### Set exercise
Here are some records. Copy each one exactly.

### Supplied material
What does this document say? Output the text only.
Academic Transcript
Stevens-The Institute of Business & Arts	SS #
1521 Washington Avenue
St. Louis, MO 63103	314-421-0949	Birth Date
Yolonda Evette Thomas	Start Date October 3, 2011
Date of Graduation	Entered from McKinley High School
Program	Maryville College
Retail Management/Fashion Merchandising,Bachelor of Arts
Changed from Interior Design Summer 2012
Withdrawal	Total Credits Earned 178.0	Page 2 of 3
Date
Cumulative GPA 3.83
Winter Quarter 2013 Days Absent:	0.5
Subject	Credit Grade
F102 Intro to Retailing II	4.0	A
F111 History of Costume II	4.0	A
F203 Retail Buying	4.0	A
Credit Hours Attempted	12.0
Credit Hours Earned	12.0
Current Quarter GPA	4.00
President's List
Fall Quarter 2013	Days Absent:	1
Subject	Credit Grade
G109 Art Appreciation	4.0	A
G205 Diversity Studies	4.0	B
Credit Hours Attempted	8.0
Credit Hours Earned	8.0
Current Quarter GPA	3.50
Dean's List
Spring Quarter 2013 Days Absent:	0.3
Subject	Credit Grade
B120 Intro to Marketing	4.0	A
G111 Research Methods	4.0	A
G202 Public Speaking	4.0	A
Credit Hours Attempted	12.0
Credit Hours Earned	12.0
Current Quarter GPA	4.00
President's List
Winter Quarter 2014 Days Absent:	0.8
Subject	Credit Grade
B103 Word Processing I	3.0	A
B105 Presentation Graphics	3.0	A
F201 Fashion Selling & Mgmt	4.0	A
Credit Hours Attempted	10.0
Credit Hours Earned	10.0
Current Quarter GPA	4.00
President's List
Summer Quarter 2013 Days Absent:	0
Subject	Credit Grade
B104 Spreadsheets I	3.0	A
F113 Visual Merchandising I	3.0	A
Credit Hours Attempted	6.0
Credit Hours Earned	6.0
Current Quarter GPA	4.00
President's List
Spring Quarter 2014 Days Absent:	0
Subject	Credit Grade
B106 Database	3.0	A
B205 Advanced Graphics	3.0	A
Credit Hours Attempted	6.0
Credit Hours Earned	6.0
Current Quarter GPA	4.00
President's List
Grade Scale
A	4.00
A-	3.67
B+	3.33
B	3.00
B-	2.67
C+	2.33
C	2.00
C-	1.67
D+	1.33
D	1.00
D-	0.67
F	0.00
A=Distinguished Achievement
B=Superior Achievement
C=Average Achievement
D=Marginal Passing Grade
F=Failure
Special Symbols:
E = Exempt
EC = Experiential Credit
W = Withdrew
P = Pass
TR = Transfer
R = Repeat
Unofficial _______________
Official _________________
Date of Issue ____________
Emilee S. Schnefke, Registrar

### Result of the task
What does this document say? Output the text only.
Academic Transcript
Stevens-The Institute of Business & Arts	SS #
1521 Washington Avenue
St. Louis, MO 63103	314-421-0949	Birth Date
Yolonda Evette Thomas	Start Date October 3, 2011
Date of Graduation	Entered from McKinley High School
Program	Maryville College
Retail Management/Fashion Merchandising,Bachelor of Arts
Changed from Interior Design Summer 2012
Withdrawal	Total Credits Earned 178.0	Page 2 of 3
Date
Cumulative GPA 3.83
Winter Quarter 2013 Days Absent:	0.5
Subject	Credit Grade
F102 Intro to Retailing II	4.0	A
F111 History of Costume II	4.0	A
F203 Retail Buying	4.0	A
Credit Hours Attempted	12.0
Credit Hours Earned	12.0
Current Quarter GPA	4.00
President's List
Fall Quarter 2013	Days Absent:	1
Subject	Credit Grade
G109 Art Appreciation	4.0	A
G205 Diversity Studies	4.0	B
Credit Hours Attempted	8.0
Credit Hours Earned	8.0
Current Quarter GPA	3.50
Dean's List
Spring Quarter 2013 Days Absent:	0.3
Subject	Credit Grade
B120 Intro to Marketing	4.0	A
G111 Research Methods	4.0	A
G202 Public Speaking	4.0	A
Credit Hours Attempted	12.0
Credit Hours Earned	12.0
Current Quarter GPA	4.00
President's List
Winter Quarter 2014 Days Absent:	0.8
Subject	Credit Grade
B103 Word Processing I	3.0	A
B105 Presentation Graphics	3.0	A
F201 Fashion Selling & Mgmt	4.0	A
Credit Hours Attempted	10.0
Credit Hours Earned	10.0
Current Quarter GPA	4.00
President's List
Summer Quarter 2013 Days Absent:	0
Subject	Credit Grade
B104 Spreadsheets I	3.0	A
F113 Visual Merchandising I	3.0	A
Credit Hours Attempted	6.0
Credit Hours Earned	6.0
Current Quarter GPA	4.00
President's List
Spring Quarter 2014 Days Absent:	0
Subject	Credit Grade
B106 Database	3.0	A
B205 Advanced Graphics	3.0	A
Credit Hours Attempted	6.0
Credit Hours Earned	6.0
Current Quarter GPA	4.00
President's List
Grade Scale
A	4.00
A-	3.67
B+	3.33
B	3.00
B-	2.67
C+	2.33
C	2.00
C-	1.67
D+	1.33
D	1.00
D-	0.67
F	0.00
A=Distinguished Achievement
B=Superior Achievement
C=Average Achievement
D=Marginal Passing Grade
F=Failure
Special Symbols:
E = Exempt
EC = Experiential Credit
W = Withdrew
P = Pass
TR = Transfer
R = Repeat
Unofficial _______________
Official _________________
Date of Issue ____________
Emilee S. Schnefke, Registrar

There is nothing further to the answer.